Exactly reproduce the entries, dropping any pictures from your copy.

═════ Source data

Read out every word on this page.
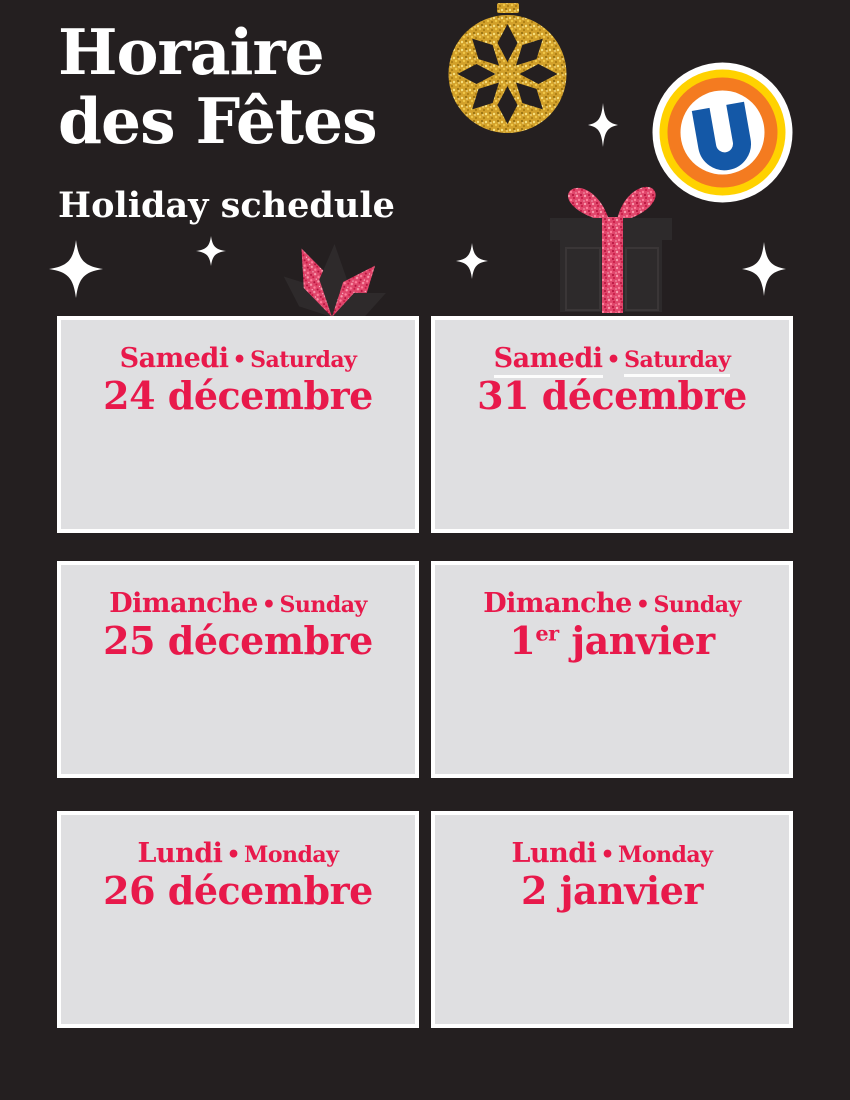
Horaire
des Fêtes
Holiday schedule
Samedi • Saturday
24 décembre
Samedi • Saturday
31 décembre
Dimanche • Sunday
25 décembre
Dimanche • Sunday
1er janvier
Lundi • Monday
26 décembre
Lundi • Monday
2 janvier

══════════

Exercise result ->
Read out every word on this page.
Horaire
des Fêtes
Holiday schedule
Samedi • Saturday
24 décembre
Samedi • Saturday
31 décembre
Dimanche • Sunday
25 décembre
Dimanche • Sunday
1er janvier
Lundi • Monday
26 décembre
Lundi • Monday
2 janvier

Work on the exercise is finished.